_任务材料:_
____________________

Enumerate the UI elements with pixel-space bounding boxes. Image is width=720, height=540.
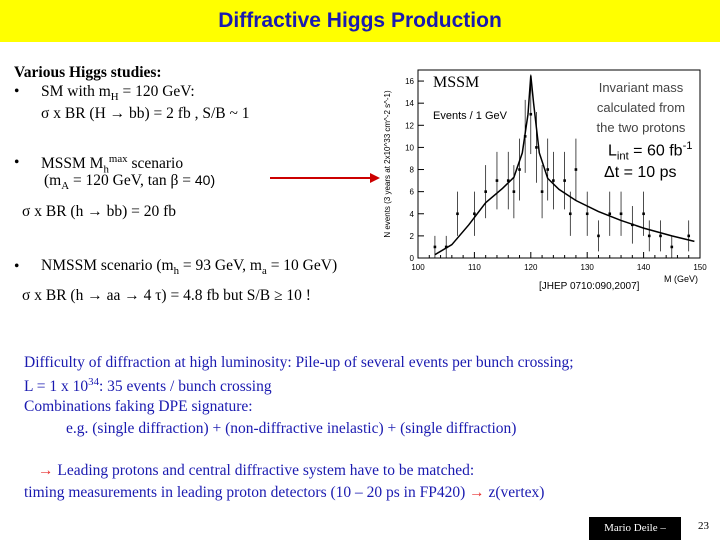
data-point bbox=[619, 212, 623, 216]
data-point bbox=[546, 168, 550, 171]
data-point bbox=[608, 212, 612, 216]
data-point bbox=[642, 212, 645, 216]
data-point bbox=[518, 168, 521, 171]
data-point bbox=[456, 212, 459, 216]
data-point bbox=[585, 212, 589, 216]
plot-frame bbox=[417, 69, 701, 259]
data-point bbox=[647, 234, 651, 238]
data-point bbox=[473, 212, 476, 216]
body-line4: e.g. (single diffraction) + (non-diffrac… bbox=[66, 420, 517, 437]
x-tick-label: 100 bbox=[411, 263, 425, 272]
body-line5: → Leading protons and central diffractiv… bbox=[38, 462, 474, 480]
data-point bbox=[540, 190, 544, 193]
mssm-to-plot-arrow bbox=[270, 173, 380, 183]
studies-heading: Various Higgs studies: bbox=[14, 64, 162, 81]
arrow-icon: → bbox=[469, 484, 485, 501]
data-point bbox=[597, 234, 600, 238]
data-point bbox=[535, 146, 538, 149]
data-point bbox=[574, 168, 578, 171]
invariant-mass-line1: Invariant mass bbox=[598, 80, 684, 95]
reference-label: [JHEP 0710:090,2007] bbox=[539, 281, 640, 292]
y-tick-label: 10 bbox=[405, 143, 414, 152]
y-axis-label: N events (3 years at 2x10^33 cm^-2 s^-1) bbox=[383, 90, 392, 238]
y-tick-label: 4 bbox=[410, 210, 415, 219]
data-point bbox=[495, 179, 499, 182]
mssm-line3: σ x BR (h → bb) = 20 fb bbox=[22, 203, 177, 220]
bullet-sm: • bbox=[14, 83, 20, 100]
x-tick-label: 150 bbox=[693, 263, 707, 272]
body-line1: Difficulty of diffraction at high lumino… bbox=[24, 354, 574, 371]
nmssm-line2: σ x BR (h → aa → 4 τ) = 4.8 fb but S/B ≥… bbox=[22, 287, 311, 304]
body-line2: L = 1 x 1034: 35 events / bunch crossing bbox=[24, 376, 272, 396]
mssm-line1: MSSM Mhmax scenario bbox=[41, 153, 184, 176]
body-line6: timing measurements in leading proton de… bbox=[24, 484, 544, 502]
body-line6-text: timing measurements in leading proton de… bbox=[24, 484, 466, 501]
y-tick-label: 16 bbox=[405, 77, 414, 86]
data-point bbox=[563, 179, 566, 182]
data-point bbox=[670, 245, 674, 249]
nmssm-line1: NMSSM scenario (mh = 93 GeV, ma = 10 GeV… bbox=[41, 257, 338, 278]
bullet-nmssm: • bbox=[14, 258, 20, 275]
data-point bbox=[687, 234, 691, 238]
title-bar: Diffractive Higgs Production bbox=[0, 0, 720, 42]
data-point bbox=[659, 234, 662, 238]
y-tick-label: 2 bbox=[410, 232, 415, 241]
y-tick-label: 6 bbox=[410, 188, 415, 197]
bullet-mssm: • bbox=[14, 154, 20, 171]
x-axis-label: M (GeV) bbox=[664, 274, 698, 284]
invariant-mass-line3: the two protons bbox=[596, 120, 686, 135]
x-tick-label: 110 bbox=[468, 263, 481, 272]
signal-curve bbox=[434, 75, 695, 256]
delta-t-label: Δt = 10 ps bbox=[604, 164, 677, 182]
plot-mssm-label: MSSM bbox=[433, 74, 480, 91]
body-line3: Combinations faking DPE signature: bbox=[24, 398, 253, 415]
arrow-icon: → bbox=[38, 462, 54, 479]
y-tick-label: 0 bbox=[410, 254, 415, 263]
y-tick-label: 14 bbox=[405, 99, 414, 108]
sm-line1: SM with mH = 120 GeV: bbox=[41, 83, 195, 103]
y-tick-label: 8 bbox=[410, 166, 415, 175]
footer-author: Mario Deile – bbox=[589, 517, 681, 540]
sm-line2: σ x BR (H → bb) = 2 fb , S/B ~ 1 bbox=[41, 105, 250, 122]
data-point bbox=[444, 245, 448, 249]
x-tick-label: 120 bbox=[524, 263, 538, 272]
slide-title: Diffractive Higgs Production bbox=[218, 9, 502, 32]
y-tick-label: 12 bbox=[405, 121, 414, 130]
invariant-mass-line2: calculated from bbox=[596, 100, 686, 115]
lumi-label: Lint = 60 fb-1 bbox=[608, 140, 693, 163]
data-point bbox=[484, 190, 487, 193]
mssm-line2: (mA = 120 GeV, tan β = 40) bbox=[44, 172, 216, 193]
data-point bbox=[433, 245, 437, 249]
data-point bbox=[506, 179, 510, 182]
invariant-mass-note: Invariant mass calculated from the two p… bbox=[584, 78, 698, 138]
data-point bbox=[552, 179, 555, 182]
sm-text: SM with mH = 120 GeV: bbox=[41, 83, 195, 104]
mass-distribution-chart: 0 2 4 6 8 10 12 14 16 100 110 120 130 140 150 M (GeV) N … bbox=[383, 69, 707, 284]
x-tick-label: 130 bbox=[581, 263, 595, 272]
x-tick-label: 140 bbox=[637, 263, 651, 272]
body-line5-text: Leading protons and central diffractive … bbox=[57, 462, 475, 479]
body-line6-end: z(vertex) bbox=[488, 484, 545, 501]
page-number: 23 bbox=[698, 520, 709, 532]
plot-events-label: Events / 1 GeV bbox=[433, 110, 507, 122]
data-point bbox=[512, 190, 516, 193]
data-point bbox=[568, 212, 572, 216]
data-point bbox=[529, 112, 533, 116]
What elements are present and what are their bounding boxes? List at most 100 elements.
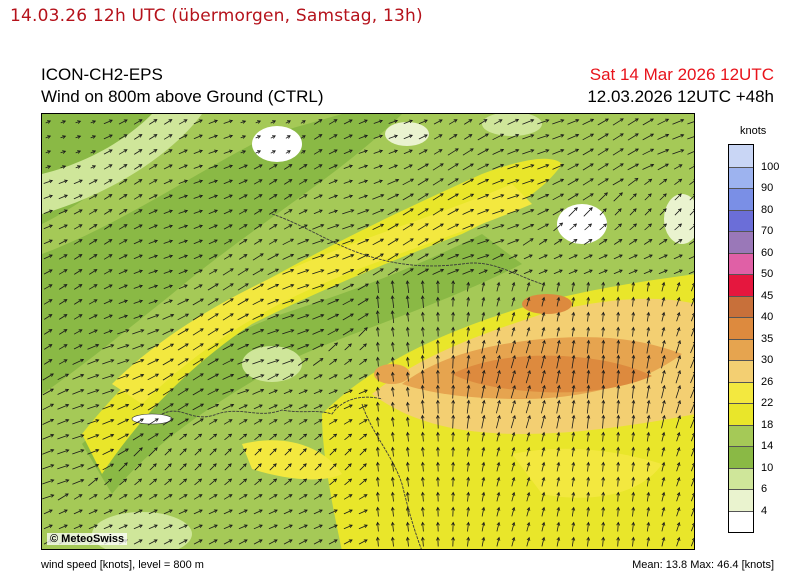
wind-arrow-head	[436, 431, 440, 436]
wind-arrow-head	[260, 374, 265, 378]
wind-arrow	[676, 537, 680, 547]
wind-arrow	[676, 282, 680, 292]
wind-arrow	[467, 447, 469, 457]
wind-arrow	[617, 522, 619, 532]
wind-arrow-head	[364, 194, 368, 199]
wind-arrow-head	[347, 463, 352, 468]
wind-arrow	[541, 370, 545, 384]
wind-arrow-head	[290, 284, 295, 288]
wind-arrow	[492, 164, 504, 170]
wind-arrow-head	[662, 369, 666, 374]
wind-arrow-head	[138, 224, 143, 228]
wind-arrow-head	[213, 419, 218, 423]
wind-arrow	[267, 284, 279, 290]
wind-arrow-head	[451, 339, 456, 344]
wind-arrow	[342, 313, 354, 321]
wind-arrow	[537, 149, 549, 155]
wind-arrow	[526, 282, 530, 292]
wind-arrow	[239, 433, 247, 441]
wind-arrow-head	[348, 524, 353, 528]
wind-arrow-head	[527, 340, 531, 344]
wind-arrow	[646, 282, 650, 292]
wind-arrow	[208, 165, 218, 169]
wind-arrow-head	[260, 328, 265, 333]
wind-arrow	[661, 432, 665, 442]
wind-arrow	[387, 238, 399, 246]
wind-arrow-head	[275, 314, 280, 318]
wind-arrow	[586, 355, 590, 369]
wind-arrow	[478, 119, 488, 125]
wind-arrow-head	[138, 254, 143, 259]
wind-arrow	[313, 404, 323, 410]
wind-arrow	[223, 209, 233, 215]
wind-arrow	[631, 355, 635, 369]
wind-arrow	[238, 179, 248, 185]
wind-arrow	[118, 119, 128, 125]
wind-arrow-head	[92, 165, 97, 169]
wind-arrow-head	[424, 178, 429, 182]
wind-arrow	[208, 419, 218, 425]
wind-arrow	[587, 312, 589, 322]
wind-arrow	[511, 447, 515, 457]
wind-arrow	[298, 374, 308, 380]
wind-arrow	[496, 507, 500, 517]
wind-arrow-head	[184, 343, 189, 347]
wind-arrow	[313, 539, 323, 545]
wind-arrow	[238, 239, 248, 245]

____________________

_设定题目:_ 把上面所有条目逐行原样照录，答案里不要包含图片。

_结果:_
Enumerate the UI elements with pixel-space bounding boxes. Image is width=720, height=540.
data-point bbox=[619, 212, 623, 216]
data-point bbox=[546, 168, 550, 171]
data-point bbox=[608, 212, 612, 216]
data-point bbox=[642, 212, 645, 216]
data-point bbox=[518, 168, 521, 171]
data-point bbox=[456, 212, 459, 216]
data-point bbox=[585, 212, 589, 216]
plot-frame bbox=[417, 69, 701, 259]
data-point bbox=[647, 234, 651, 238]
data-point bbox=[473, 212, 476, 216]
body-line4: e.g. (single diffraction) + (non-diffrac… bbox=[66, 420, 517, 437]
x-tick-label: 100 bbox=[411, 263, 425, 272]
body-line5: → Leading protons and central diffractiv… bbox=[38, 462, 474, 480]
data-point bbox=[540, 190, 544, 193]
mssm-to-plot-arrow bbox=[270, 173, 380, 183]
studies-heading: Various Higgs studies: bbox=[14, 64, 162, 81]
arrow-icon: → bbox=[469, 484, 485, 501]
data-point bbox=[597, 234, 600, 238]
data-point bbox=[535, 146, 538, 149]
data-point bbox=[574, 168, 578, 171]
invariant-mass-line1: Invariant mass bbox=[598, 80, 684, 95]
reference-label: [JHEP 0710:090,2007] bbox=[539, 281, 640, 292]
y-tick-label: 10 bbox=[405, 143, 414, 152]
y-axis-label: N events (3 years at 2x10^33 cm^-2 s^-1) bbox=[383, 90, 392, 238]
y-tick-label: 4 bbox=[410, 210, 415, 219]
data-point bbox=[495, 179, 499, 182]
mssm-line3: σ x BR (h → bb) = 20 fb bbox=[22, 203, 177, 220]
bullet-sm: • bbox=[14, 83, 20, 100]
x-tick-label: 150 bbox=[693, 263, 707, 272]
body-line1: Difficulty of diffraction at high lumino… bbox=[24, 354, 574, 371]
nmssm-line2: σ x BR (h → aa → 4 τ) = 4.8 fb but S/B ≥… bbox=[22, 287, 311, 304]
body-line2: L = 1 x 1034: 35 events / bunch crossing bbox=[24, 376, 272, 396]
mssm-line1: MSSM Mhmax scenario bbox=[41, 153, 184, 176]
body-line6: timing measurements in leading proton de… bbox=[24, 484, 544, 502]
body-line6-text: timing measurements in leading proton de… bbox=[24, 484, 466, 501]
y-tick-label: 16 bbox=[405, 77, 414, 86]
data-point bbox=[563, 179, 566, 182]
data-point bbox=[670, 245, 674, 249]
nmssm-line1: NMSSM scenario (mh = 93 GeV, ma = 10 GeV… bbox=[41, 257, 338, 278]
bullet-nmssm: • bbox=[14, 258, 20, 275]
data-point bbox=[687, 234, 691, 238]
title-bar: Diffractive Higgs Production bbox=[0, 0, 720, 42]
data-point bbox=[659, 234, 662, 238]
y-tick-label: 2 bbox=[410, 232, 415, 241]
y-tick-label: 6 bbox=[410, 188, 415, 197]
bullet-mssm: • bbox=[14, 154, 20, 171]
x-axis-label: M (GeV) bbox=[664, 274, 698, 284]
invariant-mass-line3: the two protons bbox=[596, 120, 686, 135]
x-tick-label: 110 bbox=[468, 263, 481, 272]
signal-curve bbox=[434, 75, 695, 256]
delta-t-label: Δt = 10 ps bbox=[604, 164, 677, 182]
plot-mssm-label: MSSM bbox=[433, 74, 480, 91]
body-line3: Combinations faking DPE signature: bbox=[24, 398, 253, 415]
arrow-icon: → bbox=[38, 462, 54, 479]
y-tick-label: 0 bbox=[410, 254, 415, 263]
y-tick-label: 14 bbox=[405, 99, 414, 108]
sm-line1: SM with mH = 120 GeV: bbox=[41, 83, 195, 103]
y-tick-label: 8 bbox=[410, 166, 415, 175]
footer-author: Mario Deile – bbox=[589, 517, 681, 540]
sm-line2: σ x BR (H → bb) = 2 fb , S/B ~ 1 bbox=[41, 105, 250, 122]
data-point bbox=[444, 245, 448, 249]
x-tick-label: 120 bbox=[524, 263, 538, 272]
slide-title: Diffractive Higgs Production bbox=[218, 9, 502, 32]
y-tick-label: 12 bbox=[405, 121, 414, 130]
invariant-mass-line2: calculated from bbox=[596, 100, 686, 115]
lumi-label: Lint = 60 fb-1 bbox=[608, 140, 693, 163]
data-point bbox=[484, 190, 487, 193]
mssm-line2: (mA = 120 GeV, tan β = 40) bbox=[44, 172, 216, 193]
data-point bbox=[433, 245, 437, 249]
data-point bbox=[506, 179, 510, 182]
invariant-mass-note: Invariant mass calculated from the two p… bbox=[584, 78, 698, 138]
data-point bbox=[552, 179, 555, 182]
sm-text: SM with mH = 120 GeV: bbox=[41, 83, 195, 104]
mass-distribution-chart: 0 2 4 6 8 10 12 14 16 100 110 120 130 140 150 M (GeV) N … bbox=[383, 69, 707, 284]
x-tick-label: 130 bbox=[581, 263, 595, 272]
x-tick-label: 140 bbox=[637, 263, 651, 272]
body-line5-text: Leading protons and central diffractive … bbox=[57, 462, 475, 479]
body-line6-end: z(vertex) bbox=[488, 484, 545, 501]
page-number: 23 bbox=[698, 520, 709, 532]
plot-events-label: Events / 1 GeV bbox=[433, 110, 507, 122]
data-point bbox=[512, 190, 516, 193]
data-point bbox=[568, 212, 572, 216]
data-point bbox=[529, 112, 533, 116]
What elements are present and what are their bounding boxes? List at most 100 elements.
wind-arrow-head	[436, 431, 440, 436]
wind-arrow-head	[260, 374, 265, 378]
wind-arrow	[676, 537, 680, 547]
wind-arrow	[676, 282, 680, 292]
wind-arrow	[467, 447, 469, 457]
wind-arrow	[617, 522, 619, 532]
wind-arrow-head	[364, 194, 368, 199]
wind-arrow-head	[347, 463, 352, 468]
wind-arrow	[541, 370, 545, 384]
wind-arrow-head	[290, 284, 295, 288]
wind-arrow	[492, 164, 504, 170]
wind-arrow-head	[662, 369, 666, 374]
wind-arrow-head	[138, 224, 143, 228]
wind-arrow-head	[213, 419, 218, 423]
wind-arrow	[267, 284, 279, 290]
wind-arrow-head	[451, 339, 456, 344]
wind-arrow	[342, 313, 354, 321]
wind-arrow	[537, 149, 549, 155]
wind-arrow	[526, 282, 530, 292]
wind-arrow	[239, 433, 247, 441]
wind-arrow-head	[348, 524, 353, 528]
wind-arrow-head	[527, 340, 531, 344]
wind-arrow	[646, 282, 650, 292]
wind-arrow	[208, 165, 218, 169]
wind-arrow-head	[260, 328, 265, 333]
wind-arrow	[661, 432, 665, 442]
wind-arrow	[387, 238, 399, 246]
wind-arrow-head	[275, 314, 280, 318]
wind-arrow	[586, 355, 590, 369]
wind-arrow	[478, 119, 488, 125]
wind-arrow-head	[138, 254, 143, 259]
wind-arrow	[313, 404, 323, 410]
wind-arrow	[223, 209, 233, 215]
wind-arrow	[631, 355, 635, 369]
wind-arrow	[238, 179, 248, 185]
wind-arrow	[118, 119, 128, 125]
wind-arrow-head	[92, 165, 97, 169]
wind-arrow-head	[424, 178, 429, 182]
wind-arrow	[208, 419, 218, 425]
wind-arrow	[587, 312, 589, 322]
wind-arrow	[511, 447, 515, 457]
wind-arrow	[298, 374, 308, 380]
wind-arrow	[496, 507, 500, 517]
wind-arrow-head	[184, 343, 189, 347]
wind-arrow	[313, 539, 323, 545]
wind-arrow	[238, 239, 248, 245]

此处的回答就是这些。